Work to complete »
Select and copy out every line in the records containing "巴甫洛夫".

─── Data excerpts ───

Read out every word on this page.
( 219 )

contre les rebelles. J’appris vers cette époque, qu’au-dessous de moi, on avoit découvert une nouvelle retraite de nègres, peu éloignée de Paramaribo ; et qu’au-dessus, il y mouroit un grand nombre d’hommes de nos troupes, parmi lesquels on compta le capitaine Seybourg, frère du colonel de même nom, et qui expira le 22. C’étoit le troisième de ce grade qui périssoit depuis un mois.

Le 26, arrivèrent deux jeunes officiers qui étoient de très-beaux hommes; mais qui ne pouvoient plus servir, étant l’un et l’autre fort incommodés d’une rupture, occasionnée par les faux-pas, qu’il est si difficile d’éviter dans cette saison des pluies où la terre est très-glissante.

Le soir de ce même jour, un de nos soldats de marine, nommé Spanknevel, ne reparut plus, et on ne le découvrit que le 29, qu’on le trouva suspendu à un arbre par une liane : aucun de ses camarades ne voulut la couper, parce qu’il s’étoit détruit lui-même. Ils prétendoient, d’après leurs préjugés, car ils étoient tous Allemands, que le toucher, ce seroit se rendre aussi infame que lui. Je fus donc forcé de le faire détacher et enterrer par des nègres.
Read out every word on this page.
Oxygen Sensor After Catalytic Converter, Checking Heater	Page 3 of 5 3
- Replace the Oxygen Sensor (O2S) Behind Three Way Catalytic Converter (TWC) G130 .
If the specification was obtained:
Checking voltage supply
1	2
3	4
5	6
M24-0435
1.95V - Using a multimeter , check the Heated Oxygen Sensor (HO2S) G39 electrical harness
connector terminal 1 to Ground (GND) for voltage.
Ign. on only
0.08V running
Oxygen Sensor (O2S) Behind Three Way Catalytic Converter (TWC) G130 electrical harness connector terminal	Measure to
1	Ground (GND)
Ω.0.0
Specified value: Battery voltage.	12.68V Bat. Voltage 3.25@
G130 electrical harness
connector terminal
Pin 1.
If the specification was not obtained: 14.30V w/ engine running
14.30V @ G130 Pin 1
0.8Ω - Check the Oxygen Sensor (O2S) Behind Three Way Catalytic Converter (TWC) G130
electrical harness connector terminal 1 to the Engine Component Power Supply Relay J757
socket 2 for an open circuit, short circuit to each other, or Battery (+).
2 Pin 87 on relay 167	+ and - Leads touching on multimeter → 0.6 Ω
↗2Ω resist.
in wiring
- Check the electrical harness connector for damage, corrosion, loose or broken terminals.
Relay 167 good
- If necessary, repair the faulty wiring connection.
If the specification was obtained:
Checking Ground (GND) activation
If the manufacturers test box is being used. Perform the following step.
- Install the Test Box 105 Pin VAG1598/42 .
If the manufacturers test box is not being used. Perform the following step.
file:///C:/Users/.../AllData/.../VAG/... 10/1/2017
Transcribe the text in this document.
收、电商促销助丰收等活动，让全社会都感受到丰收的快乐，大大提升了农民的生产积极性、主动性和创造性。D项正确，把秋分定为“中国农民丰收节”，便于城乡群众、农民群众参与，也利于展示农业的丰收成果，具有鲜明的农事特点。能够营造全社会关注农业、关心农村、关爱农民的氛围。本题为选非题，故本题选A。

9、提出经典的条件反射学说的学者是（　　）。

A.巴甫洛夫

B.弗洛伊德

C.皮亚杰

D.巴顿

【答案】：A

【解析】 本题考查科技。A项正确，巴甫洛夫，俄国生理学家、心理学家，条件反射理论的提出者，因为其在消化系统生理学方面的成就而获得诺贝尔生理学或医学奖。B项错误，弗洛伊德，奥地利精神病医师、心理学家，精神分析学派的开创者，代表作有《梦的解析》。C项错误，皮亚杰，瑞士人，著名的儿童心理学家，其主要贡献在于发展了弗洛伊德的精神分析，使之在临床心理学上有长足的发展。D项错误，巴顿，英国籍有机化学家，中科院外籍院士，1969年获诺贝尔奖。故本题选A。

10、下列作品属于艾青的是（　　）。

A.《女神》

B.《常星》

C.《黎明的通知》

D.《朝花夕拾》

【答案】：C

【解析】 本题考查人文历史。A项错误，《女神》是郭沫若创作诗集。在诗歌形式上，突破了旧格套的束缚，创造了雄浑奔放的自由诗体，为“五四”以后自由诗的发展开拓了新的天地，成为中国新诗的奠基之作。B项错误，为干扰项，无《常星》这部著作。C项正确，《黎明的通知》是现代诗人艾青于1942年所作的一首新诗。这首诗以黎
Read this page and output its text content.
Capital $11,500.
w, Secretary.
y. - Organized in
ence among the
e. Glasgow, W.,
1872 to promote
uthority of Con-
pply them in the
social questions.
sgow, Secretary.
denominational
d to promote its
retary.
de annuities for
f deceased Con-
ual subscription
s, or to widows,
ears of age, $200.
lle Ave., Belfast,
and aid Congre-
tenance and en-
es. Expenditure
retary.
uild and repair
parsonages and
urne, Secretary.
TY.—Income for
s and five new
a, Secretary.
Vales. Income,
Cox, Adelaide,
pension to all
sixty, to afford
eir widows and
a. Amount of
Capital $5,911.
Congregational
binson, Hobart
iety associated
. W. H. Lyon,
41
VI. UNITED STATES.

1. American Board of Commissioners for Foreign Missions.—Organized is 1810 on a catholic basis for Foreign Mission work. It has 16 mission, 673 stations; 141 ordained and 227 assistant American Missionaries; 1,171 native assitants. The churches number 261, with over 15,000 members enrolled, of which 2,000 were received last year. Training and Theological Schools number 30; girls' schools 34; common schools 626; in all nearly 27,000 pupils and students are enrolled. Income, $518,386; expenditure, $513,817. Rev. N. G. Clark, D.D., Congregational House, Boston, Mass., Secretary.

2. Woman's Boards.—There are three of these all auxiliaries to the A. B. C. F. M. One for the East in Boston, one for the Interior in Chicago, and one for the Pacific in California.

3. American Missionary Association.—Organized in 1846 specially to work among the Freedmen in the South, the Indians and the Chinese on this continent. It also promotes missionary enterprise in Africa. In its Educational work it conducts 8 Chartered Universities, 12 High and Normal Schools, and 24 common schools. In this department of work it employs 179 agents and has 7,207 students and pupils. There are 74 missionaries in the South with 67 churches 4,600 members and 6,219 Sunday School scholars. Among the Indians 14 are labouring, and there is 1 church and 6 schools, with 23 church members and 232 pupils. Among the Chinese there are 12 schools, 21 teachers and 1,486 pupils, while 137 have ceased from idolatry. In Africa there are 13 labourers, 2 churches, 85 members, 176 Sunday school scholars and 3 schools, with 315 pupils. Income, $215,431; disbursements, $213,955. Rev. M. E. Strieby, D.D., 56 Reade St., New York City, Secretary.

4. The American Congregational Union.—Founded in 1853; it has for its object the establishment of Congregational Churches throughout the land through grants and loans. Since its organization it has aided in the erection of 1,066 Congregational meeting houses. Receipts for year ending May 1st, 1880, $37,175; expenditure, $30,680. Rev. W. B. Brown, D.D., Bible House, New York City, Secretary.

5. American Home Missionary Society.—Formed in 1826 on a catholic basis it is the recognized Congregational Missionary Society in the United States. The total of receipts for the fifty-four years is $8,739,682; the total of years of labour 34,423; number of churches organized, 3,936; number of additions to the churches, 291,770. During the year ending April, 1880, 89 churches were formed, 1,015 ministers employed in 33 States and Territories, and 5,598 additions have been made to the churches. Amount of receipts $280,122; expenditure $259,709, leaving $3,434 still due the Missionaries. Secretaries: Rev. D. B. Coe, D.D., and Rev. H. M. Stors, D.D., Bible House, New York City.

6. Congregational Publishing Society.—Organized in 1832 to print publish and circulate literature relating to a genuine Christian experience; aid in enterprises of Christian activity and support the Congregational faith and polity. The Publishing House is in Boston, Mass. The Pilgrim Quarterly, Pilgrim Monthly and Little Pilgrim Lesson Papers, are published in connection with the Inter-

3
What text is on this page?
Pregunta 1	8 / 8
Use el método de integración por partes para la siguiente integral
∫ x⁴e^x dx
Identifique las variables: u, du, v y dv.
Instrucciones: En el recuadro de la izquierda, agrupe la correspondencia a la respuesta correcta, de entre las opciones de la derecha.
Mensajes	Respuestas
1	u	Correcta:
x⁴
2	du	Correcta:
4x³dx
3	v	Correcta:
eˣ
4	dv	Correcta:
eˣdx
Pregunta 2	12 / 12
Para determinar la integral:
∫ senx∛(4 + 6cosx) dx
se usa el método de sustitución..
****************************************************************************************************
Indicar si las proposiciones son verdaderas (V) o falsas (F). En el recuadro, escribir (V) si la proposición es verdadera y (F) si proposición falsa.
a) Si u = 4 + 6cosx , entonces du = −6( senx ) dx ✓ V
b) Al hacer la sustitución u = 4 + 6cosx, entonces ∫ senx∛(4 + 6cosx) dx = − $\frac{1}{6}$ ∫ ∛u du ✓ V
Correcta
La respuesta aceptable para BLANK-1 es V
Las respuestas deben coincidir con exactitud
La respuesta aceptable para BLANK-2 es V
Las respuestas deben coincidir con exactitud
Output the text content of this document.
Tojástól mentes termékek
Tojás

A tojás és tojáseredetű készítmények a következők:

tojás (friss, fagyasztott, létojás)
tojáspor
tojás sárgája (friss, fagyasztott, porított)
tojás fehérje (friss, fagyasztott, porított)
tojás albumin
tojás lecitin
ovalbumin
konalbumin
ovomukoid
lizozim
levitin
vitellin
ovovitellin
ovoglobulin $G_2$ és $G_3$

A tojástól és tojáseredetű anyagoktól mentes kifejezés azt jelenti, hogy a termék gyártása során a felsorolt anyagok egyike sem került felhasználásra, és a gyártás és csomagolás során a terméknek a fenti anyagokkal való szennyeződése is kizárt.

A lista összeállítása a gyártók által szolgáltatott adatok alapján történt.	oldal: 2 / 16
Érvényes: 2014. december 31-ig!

───

Full response »
A.巴甫洛夫
【解析】 本题考查科技。A项正确，巴甫洛夫，俄国生理学家、心理学家，条件反射理论的提出者，因为其在消化系统生理学方面的成就而获得诺贝尔生理学或医学奖。B项错误，弗洛伊德，奥地利精神病医师、心理学家，精神分析学派的开创者，代表作有《梦的解析》。C项错误，皮亚杰，瑞士人，著名的儿童心理学家，其主要贡献在于发展了弗洛伊德的精神分析，使之在临床心理学上有长足的发展。D项错误，巴顿，英国籍有机化学家，中科院外籍院士，1969年获诺贝尔奖。故本题选A。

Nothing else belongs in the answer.